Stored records
-------------------------
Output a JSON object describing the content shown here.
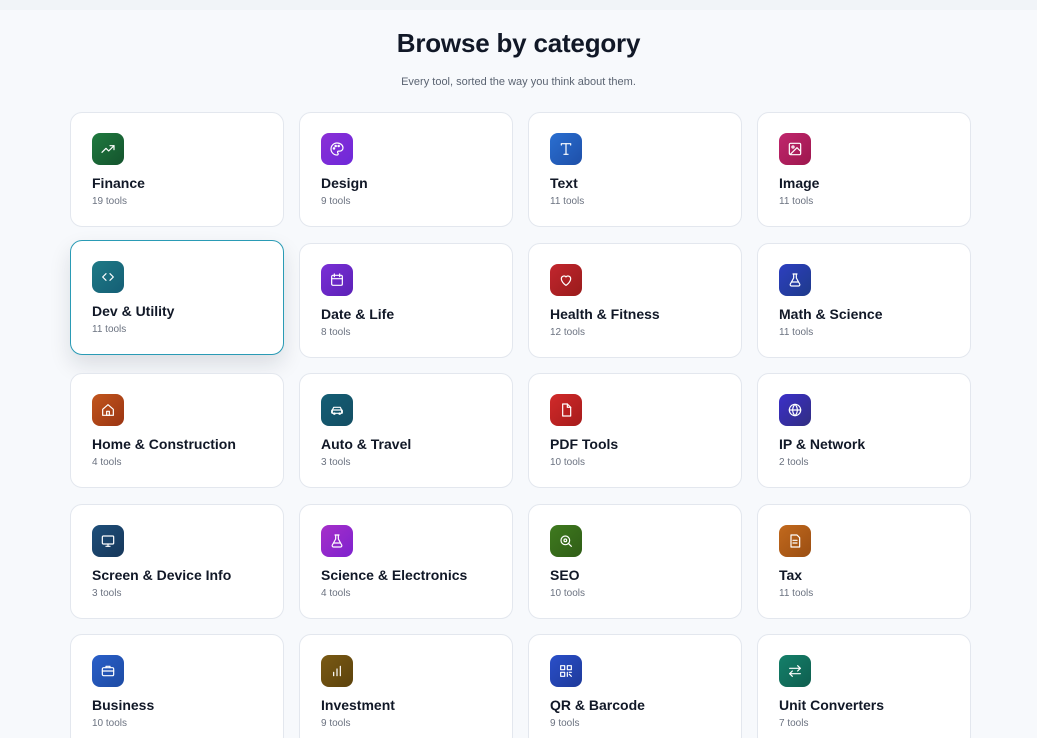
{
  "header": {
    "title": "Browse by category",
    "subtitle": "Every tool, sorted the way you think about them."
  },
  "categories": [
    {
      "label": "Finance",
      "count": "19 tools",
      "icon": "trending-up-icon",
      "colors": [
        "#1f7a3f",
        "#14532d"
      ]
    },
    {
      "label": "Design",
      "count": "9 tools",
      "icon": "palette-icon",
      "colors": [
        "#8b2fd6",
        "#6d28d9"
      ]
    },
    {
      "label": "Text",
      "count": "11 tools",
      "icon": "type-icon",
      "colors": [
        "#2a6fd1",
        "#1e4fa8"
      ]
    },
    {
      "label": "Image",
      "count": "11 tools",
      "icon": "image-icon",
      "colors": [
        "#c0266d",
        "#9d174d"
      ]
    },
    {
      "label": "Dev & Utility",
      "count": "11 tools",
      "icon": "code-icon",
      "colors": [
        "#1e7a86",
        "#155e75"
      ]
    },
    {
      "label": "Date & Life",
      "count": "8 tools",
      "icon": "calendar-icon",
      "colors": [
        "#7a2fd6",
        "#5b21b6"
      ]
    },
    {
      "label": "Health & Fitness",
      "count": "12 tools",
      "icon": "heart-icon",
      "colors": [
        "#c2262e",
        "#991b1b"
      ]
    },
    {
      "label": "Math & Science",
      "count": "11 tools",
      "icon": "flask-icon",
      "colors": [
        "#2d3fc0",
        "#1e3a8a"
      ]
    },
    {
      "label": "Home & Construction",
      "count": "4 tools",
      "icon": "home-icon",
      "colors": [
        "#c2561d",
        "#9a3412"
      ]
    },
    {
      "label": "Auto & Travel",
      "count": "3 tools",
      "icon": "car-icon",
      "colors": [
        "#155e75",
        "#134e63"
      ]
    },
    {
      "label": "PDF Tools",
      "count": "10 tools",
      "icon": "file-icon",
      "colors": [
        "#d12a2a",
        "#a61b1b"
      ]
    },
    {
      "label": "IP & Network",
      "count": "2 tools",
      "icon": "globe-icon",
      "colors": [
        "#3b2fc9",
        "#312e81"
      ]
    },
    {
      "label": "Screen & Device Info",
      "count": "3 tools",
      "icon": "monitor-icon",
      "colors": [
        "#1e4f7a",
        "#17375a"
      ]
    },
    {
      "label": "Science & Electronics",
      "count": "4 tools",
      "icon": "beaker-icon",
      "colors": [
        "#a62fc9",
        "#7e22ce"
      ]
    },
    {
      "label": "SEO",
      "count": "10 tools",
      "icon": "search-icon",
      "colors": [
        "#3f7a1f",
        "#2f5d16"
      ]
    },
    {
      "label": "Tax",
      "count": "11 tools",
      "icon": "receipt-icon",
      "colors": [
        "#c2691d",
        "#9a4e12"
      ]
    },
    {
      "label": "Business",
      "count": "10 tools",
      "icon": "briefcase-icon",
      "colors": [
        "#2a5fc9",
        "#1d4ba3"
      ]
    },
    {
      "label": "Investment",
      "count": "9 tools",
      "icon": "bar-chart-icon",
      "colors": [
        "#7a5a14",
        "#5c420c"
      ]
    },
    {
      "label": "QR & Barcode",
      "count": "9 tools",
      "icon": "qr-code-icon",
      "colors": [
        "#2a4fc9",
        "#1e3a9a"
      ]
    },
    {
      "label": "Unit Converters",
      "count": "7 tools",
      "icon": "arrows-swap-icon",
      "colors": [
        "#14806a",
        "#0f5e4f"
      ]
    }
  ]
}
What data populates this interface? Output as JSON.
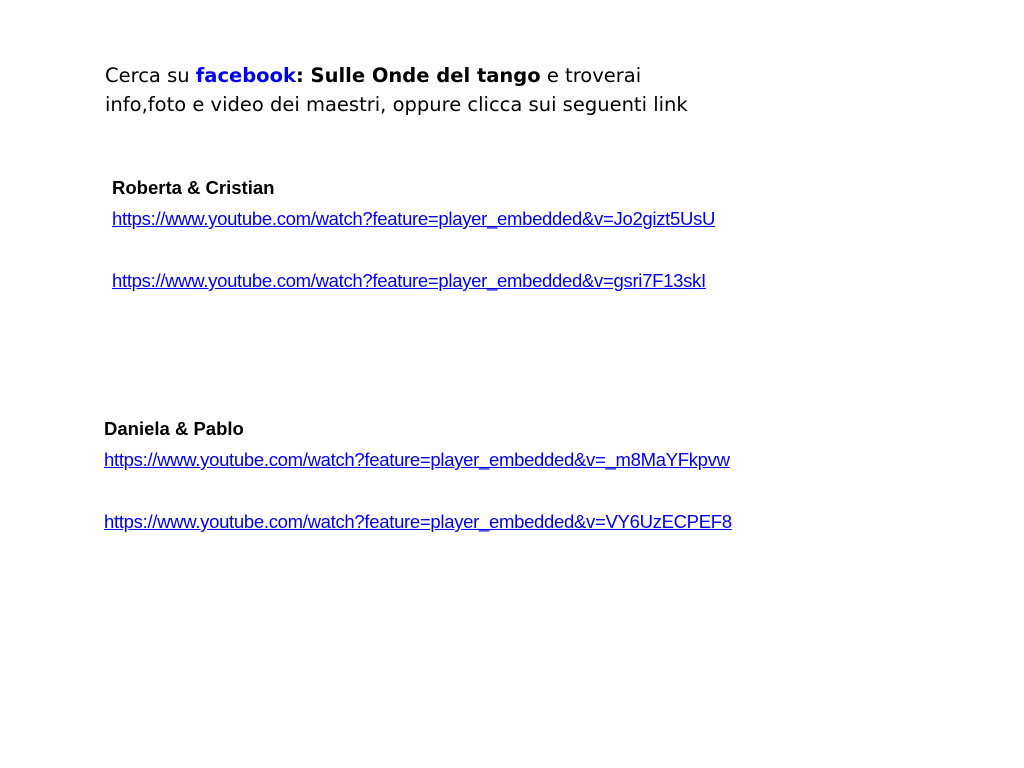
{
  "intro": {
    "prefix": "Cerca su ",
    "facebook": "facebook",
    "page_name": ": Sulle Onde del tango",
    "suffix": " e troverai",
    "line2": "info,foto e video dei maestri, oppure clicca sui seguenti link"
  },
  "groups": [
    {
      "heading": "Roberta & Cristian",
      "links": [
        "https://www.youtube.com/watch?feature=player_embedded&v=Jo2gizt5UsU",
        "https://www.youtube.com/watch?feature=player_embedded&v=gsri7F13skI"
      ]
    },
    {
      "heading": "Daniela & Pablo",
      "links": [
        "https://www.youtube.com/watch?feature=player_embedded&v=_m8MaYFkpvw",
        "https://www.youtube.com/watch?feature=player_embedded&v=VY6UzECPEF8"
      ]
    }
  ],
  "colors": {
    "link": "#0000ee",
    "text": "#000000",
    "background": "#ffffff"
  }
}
-------------------------
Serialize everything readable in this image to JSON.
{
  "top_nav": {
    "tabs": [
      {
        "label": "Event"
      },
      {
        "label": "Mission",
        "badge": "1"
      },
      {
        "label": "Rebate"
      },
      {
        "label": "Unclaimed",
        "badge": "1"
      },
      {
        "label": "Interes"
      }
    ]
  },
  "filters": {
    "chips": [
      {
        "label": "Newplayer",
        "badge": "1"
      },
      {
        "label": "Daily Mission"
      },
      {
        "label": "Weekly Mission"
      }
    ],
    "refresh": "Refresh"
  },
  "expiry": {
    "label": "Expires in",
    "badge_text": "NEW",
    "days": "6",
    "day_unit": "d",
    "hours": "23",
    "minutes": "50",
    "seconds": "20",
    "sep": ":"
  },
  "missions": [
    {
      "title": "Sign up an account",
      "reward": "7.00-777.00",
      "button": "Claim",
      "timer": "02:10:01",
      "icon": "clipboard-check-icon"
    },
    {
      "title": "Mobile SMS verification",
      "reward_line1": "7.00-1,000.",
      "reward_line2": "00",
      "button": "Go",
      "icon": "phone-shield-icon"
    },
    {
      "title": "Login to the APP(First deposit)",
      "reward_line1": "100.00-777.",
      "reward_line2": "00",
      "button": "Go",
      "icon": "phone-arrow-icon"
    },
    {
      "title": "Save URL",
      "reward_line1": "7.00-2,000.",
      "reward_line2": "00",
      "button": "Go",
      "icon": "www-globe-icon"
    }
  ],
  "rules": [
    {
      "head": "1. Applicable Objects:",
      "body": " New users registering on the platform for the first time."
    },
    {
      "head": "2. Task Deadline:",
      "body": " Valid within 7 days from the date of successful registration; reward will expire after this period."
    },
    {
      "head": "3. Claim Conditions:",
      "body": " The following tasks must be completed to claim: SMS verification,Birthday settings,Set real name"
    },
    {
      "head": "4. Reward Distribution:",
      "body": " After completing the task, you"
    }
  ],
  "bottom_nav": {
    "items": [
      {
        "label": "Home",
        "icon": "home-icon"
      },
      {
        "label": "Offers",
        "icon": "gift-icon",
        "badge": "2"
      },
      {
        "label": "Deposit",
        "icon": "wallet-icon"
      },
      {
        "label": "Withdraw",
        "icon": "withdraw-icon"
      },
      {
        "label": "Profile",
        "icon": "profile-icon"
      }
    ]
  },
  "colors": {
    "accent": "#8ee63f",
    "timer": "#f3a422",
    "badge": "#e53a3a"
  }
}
-------------------------
[Task prompt] From the entries above, copy every line containing the word "this".

[Final result]
What data populates this interface? Output as JSON.
Serialize everything readable in this image to JSON.
      "body": " Valid within 7 days from the date of successful registration; reward will expire after this period."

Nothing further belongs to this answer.